#### [WORK TO BE COMPLETED]
Please copy the listing below line for line, without the picture.

═════ EXTRACTED INFORMATION

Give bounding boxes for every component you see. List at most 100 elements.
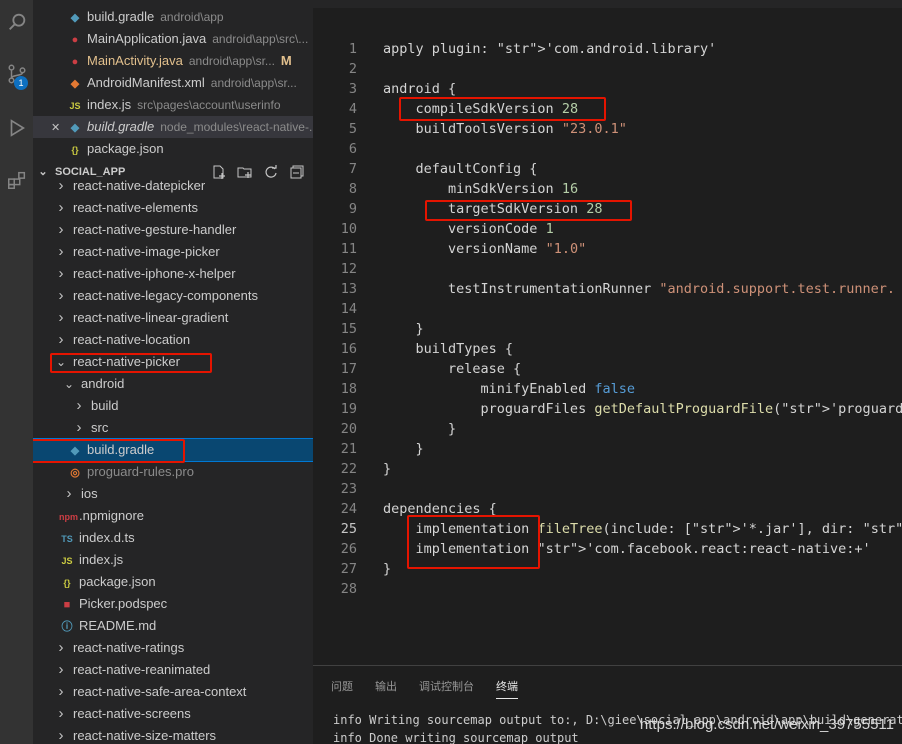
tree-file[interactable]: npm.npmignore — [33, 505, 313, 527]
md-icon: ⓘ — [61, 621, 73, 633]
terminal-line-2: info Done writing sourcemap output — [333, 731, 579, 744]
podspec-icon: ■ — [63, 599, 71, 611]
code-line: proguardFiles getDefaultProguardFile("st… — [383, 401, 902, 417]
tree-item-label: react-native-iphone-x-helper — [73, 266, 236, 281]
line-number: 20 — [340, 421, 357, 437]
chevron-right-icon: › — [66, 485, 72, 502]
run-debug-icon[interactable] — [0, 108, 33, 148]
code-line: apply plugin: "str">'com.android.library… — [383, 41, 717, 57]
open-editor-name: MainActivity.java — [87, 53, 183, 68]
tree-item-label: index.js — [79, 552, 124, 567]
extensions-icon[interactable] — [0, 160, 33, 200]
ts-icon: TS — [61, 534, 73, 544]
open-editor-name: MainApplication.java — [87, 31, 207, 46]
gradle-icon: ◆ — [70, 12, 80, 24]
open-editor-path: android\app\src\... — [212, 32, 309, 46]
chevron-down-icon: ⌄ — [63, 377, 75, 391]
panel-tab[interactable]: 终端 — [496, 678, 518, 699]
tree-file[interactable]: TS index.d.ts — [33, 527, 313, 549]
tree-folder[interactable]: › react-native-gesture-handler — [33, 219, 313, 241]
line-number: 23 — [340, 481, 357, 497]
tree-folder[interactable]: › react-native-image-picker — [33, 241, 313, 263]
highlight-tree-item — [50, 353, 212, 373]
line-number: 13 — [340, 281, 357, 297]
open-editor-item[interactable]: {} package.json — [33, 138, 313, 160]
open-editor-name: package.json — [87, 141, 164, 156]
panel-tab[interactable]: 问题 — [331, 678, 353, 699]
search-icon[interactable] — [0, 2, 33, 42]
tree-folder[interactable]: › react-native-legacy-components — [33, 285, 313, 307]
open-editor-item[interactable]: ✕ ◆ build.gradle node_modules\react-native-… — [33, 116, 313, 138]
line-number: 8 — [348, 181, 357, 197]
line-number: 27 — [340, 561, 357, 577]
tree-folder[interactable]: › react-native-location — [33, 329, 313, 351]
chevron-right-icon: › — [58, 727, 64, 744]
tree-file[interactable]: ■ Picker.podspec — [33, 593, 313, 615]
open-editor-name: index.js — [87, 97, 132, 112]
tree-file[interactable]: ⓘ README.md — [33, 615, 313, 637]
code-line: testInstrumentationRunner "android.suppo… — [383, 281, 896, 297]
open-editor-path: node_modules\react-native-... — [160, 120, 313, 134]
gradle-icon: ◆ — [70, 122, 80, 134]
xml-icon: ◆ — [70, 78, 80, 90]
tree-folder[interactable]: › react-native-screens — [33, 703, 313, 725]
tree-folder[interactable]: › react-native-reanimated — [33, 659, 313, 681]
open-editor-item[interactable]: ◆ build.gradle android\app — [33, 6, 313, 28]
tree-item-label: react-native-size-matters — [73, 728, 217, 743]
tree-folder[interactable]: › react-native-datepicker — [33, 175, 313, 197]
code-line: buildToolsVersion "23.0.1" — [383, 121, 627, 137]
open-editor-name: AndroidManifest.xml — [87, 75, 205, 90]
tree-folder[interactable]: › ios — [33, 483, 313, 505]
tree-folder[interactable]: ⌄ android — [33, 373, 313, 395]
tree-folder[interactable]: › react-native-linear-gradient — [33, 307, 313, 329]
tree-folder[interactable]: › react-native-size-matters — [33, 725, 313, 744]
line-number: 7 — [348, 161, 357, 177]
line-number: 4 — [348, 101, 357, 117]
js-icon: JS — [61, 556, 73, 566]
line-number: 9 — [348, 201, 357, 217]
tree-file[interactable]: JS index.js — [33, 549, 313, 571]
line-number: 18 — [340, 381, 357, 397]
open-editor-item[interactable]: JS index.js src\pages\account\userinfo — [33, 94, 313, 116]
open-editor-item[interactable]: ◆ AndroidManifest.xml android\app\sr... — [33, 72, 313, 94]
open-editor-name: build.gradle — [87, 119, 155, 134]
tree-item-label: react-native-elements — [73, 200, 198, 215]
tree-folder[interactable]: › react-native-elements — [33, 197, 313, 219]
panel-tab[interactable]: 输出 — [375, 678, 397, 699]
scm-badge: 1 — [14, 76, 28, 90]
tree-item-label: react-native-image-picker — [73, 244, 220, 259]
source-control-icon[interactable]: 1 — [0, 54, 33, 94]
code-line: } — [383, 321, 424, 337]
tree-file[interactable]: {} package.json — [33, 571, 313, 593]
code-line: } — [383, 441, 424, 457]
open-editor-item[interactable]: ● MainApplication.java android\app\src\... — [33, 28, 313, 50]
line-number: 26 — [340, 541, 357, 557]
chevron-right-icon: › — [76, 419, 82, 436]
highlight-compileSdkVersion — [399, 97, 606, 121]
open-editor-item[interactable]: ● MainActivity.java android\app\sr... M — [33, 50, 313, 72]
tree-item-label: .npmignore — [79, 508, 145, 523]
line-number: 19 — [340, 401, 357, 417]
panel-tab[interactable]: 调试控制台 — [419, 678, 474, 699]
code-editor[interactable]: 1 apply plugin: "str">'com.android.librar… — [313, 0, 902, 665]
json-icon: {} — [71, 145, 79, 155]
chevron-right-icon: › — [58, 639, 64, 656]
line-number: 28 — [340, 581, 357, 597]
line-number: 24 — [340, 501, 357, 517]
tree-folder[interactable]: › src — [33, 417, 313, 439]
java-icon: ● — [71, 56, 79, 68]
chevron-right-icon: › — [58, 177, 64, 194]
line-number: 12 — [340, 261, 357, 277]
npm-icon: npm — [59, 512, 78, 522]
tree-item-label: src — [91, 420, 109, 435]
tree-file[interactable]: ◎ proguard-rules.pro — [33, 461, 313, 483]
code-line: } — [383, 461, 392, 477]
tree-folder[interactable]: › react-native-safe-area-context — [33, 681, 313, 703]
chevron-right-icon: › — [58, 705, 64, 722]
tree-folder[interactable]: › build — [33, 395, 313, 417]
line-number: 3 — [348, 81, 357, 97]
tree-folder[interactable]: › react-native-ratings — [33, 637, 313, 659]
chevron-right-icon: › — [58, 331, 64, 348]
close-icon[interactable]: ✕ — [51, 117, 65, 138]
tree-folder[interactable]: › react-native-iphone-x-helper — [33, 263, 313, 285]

══════════

#### [SOLUTION TO THE EXERCISE]
Give bounding boxes for every component you see. List at most 100 elements.
tree-file[interactable]: npm.npmignore — [33, 505, 313, 527]
md-icon: ⓘ — [61, 621, 73, 633]
terminal-line-2: info Done writing sourcemap output — [333, 731, 579, 744]
podspec-icon: ■ — [63, 599, 71, 611]
code-line: proguardFiles getDefaultProguardFile("st… — [383, 401, 902, 417]
tree-item-label: react-native-iphone-x-helper — [73, 266, 236, 281]
line-number: 20 — [340, 421, 357, 437]
chevron-right-icon: › — [66, 485, 72, 502]
run-debug-icon[interactable] — [0, 108, 33, 148]
code-line: apply plugin: "str">'com.android.library… — [383, 41, 717, 57]
open-editor-name: MainActivity.java — [87, 53, 183, 68]
tree-item-label: index.js — [79, 552, 124, 567]
extensions-icon[interactable] — [0, 160, 33, 200]
ts-icon: TS — [61, 534, 73, 544]
open-editor-name: MainApplication.java — [87, 31, 207, 46]
gradle-icon: ◆ — [70, 12, 80, 24]
open-editor-path: android\app\src\... — [212, 32, 309, 46]
chevron-down-icon: ⌄ — [63, 377, 75, 391]
panel-tab[interactable]: 终端 — [496, 678, 518, 699]
tree-file[interactable]: TS index.d.ts — [33, 527, 313, 549]
tree-folder[interactable]: › react-native-gesture-handler — [33, 219, 313, 241]
line-number: 23 — [340, 481, 357, 497]
tree-folder[interactable]: › react-native-image-picker — [33, 241, 313, 263]
highlight-tree-item — [50, 353, 212, 373]
line-number: 13 — [340, 281, 357, 297]
open-editor-item[interactable]: {} package.json — [33, 138, 313, 160]
open-editor-name: package.json — [87, 141, 164, 156]
panel-tab[interactable]: 问题 — [331, 678, 353, 699]
search-icon[interactable] — [0, 2, 33, 42]
tree-folder[interactable]: › react-native-legacy-components — [33, 285, 313, 307]
open-editor-item[interactable]: ✕ ◆ build.gradle node_modules\react-native-… — [33, 116, 313, 138]
line-number: 8 — [348, 181, 357, 197]
line-number: 27 — [340, 561, 357, 577]
tree-folder[interactable]: › react-native-location — [33, 329, 313, 351]
chevron-right-icon: › — [58, 727, 64, 744]
tree-file[interactable]: ■ Picker.podspec — [33, 593, 313, 615]
open-editor-name: index.js — [87, 97, 132, 112]
tree-file[interactable]: ⓘ README.md — [33, 615, 313, 637]
code-line: testInstrumentationRunner "android.suppo… — [383, 281, 896, 297]
open-editor-path: node_modules\react-native-... — [160, 120, 313, 134]
gradle-icon: ◆ — [70, 122, 80, 134]
xml-icon: ◆ — [70, 78, 80, 90]
tree-folder[interactable]: › react-native-screens — [33, 703, 313, 725]
tree-folder[interactable]: › react-native-reanimated — [33, 659, 313, 681]
open-editor-item[interactable]: ◆ build.gradle android\app — [33, 6, 313, 28]
tree-item-label: react-native-size-matters — [73, 728, 217, 743]
tree-folder[interactable]: › react-native-datepicker — [33, 175, 313, 197]
code-line: buildToolsVersion "23.0.1" — [383, 121, 627, 137]
open-editor-name: AndroidManifest.xml — [87, 75, 205, 90]
tree-folder[interactable]: › ios — [33, 483, 313, 505]
tree-folder[interactable]: ⌄ android — [33, 373, 313, 395]
tree-folder[interactable]: › react-native-linear-gradient — [33, 307, 313, 329]
tree-folder[interactable]: › react-native-size-matters — [33, 725, 313, 744]
line-number: 7 — [348, 161, 357, 177]
line-number: 4 — [348, 101, 357, 117]
js-icon: JS — [61, 556, 73, 566]
line-number: 9 — [348, 201, 357, 217]
tree-file[interactable]: JS index.js — [33, 549, 313, 571]
line-number: 18 — [340, 381, 357, 397]
open-editor-item[interactable]: JS index.js src\pages\account\userinfo — [33, 94, 313, 116]
open-editor-item[interactable]: ◆ AndroidManifest.xml android\app\sr... — [33, 72, 313, 94]
open-editor-name: build.gradle — [87, 119, 155, 134]
tree-item-label: react-native-elements — [73, 200, 198, 215]
tree-folder[interactable]: › react-native-elements — [33, 197, 313, 219]
panel-tab[interactable]: 输出 — [375, 678, 397, 699]
scm-badge: 1 — [14, 76, 28, 90]
tree-item-label: react-native-image-picker — [73, 244, 220, 259]
source-control-icon[interactable]: 1 — [0, 54, 33, 94]
code-line: } — [383, 321, 424, 337]
tree-file[interactable]: {} package.json — [33, 571, 313, 593]
code-line: } — [383, 441, 424, 457]
open-editor-item[interactable]: ● MainApplication.java android\app\src\... — [33, 28, 313, 50]
line-number: 26 — [340, 541, 357, 557]
chevron-right-icon: › — [76, 419, 82, 436]
highlight-compileSdkVersion — [399, 97, 606, 121]
open-editor-item[interactable]: ● MainActivity.java android\app\sr... M — [33, 50, 313, 72]
tree-item-label: .npmignore — [79, 508, 145, 523]
line-number: 19 — [340, 401, 357, 417]
panel-tab[interactable]: 调试控制台 — [419, 678, 474, 699]
code-editor[interactable]: 1 apply plugin: "str">'com.android.librar… — [313, 0, 902, 665]
json-icon: {} — [71, 145, 79, 155]
chevron-right-icon: › — [58, 639, 64, 656]
line-number: 28 — [340, 581, 357, 597]
line-number: 24 — [340, 501, 357, 517]
tree-folder[interactable]: › src — [33, 417, 313, 439]
java-icon: ● — [71, 56, 79, 68]
chevron-right-icon: › — [58, 177, 64, 194]
line-number: 12 — [340, 261, 357, 277]
npm-icon: npm — [59, 512, 78, 522]
tree-item-label: src — [91, 420, 109, 435]
tree-file[interactable]: ◎ proguard-rules.pro — [33, 461, 313, 483]
code-line: } — [383, 461, 392, 477]
tree-folder[interactable]: › react-native-safe-area-context — [33, 681, 313, 703]
chevron-right-icon: › — [58, 705, 64, 722]
tree-folder[interactable]: › build — [33, 395, 313, 417]
line-number: 3 — [348, 81, 357, 97]
tree-folder[interactable]: › react-native-ratings — [33, 637, 313, 659]
chevron-right-icon: › — [58, 331, 64, 348]
close-icon[interactable]: ✕ — [51, 117, 65, 138]
tree-folder[interactable]: › react-native-iphone-x-helper — [33, 263, 313, 285]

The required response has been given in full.